> Data extract
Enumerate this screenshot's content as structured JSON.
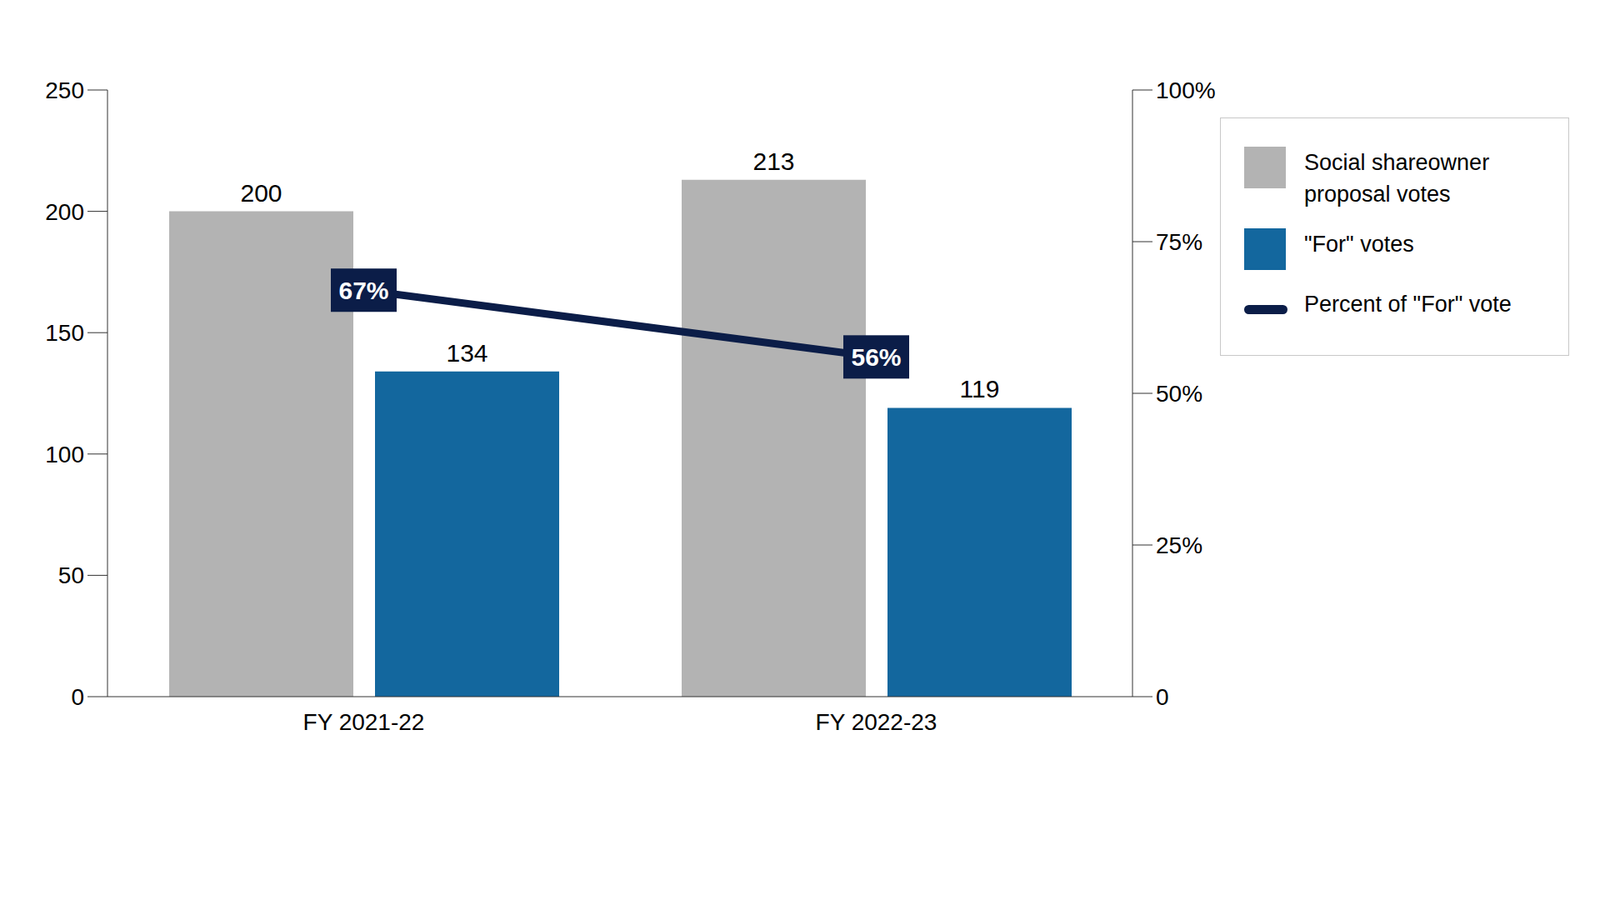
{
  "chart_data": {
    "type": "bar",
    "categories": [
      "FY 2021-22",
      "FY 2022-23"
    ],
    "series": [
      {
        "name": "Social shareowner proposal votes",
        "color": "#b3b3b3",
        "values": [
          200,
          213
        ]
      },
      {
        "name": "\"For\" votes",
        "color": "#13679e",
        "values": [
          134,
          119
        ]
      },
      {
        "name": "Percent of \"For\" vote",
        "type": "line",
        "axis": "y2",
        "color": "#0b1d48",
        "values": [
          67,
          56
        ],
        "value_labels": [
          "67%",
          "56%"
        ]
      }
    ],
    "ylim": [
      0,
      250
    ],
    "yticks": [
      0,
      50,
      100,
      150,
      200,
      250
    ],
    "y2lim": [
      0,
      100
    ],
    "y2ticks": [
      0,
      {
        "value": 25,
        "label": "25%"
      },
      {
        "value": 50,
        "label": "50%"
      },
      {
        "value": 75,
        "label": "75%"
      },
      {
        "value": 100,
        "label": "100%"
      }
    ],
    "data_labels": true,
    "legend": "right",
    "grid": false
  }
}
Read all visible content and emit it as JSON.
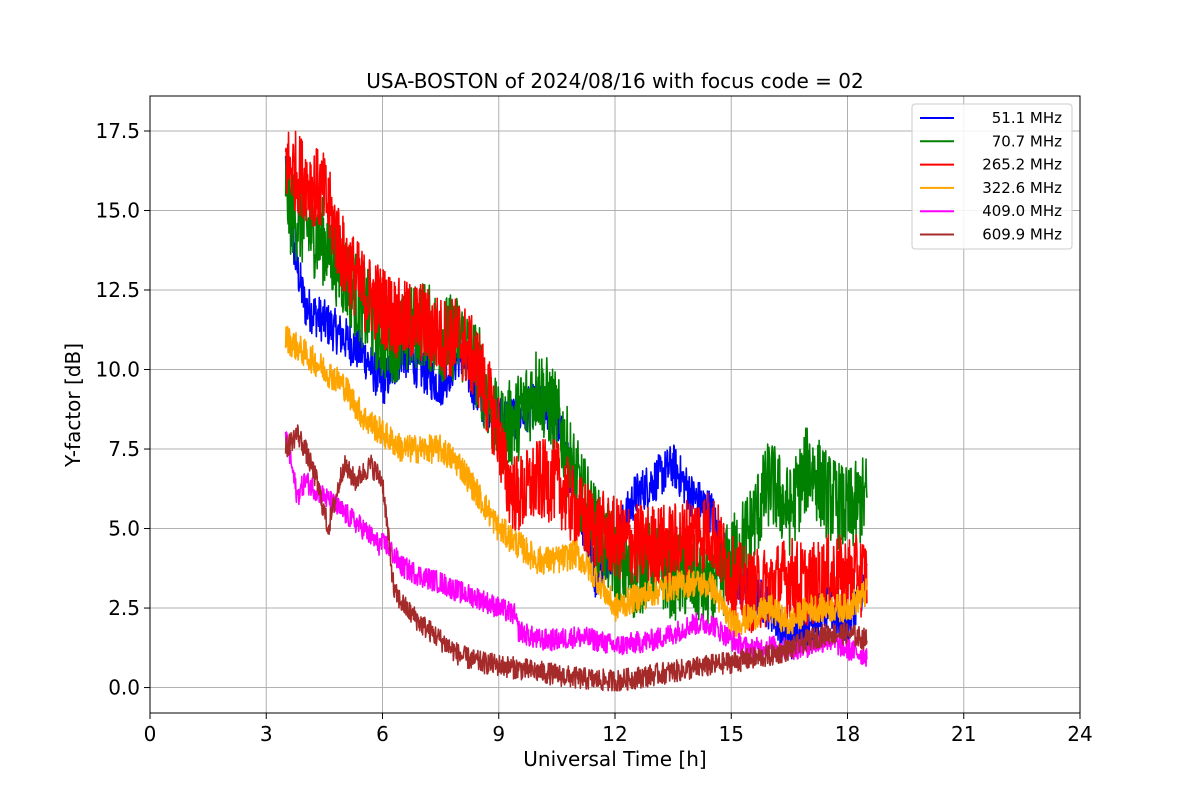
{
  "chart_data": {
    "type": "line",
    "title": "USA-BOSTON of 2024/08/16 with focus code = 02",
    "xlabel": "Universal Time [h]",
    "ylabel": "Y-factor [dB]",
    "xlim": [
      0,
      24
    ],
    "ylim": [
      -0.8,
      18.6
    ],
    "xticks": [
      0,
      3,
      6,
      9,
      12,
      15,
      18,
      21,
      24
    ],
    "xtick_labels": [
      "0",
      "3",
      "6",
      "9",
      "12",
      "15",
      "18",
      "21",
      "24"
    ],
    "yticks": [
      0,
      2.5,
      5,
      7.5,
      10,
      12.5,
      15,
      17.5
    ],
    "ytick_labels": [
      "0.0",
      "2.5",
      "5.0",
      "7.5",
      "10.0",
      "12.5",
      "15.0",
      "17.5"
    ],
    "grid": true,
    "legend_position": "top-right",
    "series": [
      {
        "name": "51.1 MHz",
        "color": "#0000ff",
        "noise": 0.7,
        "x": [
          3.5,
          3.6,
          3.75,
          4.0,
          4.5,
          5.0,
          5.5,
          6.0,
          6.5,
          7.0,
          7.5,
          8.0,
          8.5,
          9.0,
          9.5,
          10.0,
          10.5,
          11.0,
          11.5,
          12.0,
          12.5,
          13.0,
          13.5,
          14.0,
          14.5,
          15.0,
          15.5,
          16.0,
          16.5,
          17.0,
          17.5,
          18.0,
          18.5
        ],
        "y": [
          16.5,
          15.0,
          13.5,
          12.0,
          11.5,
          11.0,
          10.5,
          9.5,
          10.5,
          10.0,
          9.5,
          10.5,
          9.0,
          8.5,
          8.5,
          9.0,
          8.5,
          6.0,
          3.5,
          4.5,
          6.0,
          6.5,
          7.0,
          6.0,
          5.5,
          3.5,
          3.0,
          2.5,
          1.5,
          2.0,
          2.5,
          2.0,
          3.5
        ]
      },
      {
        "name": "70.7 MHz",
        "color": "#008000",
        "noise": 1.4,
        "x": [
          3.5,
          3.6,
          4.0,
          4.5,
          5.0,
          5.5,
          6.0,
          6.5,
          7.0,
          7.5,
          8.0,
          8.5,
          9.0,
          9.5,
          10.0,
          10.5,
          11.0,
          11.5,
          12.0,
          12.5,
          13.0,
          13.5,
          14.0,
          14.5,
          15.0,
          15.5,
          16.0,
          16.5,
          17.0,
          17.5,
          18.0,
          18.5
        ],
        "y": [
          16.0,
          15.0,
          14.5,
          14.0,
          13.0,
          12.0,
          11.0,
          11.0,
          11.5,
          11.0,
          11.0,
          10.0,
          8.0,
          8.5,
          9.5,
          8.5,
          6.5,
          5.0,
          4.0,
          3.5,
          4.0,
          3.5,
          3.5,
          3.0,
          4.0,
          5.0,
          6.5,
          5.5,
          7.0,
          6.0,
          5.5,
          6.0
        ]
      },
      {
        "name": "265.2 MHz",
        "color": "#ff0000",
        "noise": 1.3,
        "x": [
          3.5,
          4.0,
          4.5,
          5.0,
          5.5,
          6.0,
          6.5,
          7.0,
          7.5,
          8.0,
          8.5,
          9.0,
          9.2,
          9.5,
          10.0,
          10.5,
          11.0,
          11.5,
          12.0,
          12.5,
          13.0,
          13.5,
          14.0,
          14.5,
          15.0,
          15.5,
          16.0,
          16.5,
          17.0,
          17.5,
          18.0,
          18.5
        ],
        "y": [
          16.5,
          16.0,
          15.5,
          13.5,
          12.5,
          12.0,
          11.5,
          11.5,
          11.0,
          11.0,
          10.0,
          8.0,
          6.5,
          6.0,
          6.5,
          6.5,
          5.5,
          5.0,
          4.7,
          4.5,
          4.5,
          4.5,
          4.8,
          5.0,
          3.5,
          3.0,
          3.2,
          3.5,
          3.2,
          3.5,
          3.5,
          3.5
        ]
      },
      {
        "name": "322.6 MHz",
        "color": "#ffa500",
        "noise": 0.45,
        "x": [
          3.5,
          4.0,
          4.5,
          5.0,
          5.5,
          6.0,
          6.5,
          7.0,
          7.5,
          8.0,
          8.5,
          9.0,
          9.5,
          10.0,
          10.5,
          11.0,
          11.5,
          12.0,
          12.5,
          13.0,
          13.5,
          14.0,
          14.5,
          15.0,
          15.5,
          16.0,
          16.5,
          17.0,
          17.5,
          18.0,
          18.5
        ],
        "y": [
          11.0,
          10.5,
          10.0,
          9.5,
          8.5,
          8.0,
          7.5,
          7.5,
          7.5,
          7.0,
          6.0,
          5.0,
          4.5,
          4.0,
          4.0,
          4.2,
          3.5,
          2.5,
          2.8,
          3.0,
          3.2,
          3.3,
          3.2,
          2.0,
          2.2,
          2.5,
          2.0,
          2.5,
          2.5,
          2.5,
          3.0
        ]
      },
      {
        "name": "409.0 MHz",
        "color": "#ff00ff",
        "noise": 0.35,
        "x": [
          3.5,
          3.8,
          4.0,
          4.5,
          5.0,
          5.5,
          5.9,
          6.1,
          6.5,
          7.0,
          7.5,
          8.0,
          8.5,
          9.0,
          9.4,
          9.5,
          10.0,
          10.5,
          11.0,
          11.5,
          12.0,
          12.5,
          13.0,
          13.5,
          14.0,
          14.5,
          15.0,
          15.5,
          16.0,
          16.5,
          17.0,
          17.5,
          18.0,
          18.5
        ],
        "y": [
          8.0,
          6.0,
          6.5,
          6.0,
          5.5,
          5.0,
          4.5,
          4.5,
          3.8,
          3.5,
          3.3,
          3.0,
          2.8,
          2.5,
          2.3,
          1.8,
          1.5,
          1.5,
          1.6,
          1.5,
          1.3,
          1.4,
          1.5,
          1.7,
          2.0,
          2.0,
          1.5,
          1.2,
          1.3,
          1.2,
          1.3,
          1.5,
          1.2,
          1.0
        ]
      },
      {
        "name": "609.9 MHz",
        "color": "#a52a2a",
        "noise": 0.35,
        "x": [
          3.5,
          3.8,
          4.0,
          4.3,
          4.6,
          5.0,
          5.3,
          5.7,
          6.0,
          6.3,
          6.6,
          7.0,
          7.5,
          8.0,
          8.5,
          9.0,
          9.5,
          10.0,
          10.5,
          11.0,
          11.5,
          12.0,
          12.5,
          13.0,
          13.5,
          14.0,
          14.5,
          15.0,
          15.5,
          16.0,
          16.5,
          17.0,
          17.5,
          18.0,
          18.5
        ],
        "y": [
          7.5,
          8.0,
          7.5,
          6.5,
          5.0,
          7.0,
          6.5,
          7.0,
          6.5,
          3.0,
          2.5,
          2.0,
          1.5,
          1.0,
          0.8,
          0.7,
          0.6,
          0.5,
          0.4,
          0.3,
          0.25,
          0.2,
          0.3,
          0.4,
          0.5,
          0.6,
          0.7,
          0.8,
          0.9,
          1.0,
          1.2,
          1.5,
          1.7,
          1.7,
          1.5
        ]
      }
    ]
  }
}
==
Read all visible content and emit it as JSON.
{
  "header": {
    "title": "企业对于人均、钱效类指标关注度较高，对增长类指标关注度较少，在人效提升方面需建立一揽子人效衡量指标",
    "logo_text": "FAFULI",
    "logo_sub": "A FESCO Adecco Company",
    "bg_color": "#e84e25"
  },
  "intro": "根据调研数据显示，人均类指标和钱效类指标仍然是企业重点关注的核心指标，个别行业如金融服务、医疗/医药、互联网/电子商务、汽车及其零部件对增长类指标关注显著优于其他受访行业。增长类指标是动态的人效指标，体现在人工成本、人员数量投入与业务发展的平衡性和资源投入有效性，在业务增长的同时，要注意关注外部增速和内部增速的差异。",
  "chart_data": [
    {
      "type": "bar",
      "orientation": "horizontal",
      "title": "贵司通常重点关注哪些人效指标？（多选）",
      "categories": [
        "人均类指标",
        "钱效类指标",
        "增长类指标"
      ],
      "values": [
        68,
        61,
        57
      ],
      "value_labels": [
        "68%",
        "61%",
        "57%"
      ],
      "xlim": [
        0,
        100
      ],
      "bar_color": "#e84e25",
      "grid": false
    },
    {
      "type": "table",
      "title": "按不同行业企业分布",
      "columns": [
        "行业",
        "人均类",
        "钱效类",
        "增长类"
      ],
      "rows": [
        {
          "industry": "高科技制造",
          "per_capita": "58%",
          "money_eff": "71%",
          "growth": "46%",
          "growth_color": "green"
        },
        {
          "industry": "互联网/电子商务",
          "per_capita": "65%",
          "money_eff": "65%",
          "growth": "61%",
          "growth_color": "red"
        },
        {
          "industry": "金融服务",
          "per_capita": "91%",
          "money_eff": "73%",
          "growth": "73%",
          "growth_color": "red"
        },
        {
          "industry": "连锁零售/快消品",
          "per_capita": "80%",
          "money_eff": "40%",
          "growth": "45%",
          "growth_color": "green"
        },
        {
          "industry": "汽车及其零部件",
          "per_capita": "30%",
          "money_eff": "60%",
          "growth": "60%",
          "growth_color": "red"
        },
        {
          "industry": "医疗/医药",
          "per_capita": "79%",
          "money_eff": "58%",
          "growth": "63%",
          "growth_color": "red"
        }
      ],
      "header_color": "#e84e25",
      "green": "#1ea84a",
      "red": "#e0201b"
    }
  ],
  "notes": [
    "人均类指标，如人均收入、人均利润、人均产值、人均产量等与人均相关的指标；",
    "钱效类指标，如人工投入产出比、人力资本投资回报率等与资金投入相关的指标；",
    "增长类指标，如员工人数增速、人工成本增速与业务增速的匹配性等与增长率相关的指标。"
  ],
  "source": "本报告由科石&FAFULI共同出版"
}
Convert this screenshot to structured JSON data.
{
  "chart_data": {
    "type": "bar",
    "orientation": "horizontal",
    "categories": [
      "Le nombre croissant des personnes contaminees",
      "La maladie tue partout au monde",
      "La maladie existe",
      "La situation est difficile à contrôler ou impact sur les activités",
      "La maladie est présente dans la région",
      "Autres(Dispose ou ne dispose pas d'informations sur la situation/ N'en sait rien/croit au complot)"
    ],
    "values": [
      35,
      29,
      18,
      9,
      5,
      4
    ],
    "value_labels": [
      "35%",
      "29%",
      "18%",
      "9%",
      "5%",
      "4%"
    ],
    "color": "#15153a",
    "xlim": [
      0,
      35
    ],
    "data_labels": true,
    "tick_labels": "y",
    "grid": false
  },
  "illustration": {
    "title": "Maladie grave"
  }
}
==
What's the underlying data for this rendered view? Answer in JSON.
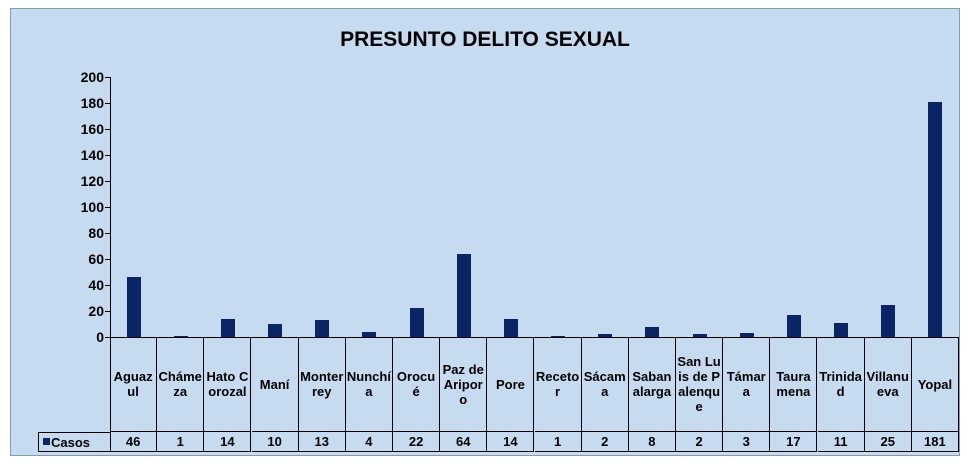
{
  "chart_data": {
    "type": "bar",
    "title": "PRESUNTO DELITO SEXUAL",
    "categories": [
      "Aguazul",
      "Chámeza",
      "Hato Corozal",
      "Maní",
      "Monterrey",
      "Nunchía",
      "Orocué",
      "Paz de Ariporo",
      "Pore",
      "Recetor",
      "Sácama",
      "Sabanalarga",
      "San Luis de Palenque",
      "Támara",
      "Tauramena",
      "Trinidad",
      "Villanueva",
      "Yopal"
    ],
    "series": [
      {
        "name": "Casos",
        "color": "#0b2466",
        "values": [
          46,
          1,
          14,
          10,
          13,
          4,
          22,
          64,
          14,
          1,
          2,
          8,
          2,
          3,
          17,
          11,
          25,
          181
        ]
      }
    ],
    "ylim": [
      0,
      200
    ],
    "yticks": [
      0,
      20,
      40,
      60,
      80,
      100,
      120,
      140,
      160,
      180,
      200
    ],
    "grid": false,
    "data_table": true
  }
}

> Task to carry out
Copy out every line of the listing that includes the string "screenshot".

> Answer below
Enumerate this screenshot's content as structured JSON.
Convert this screenshot to structured JSON data.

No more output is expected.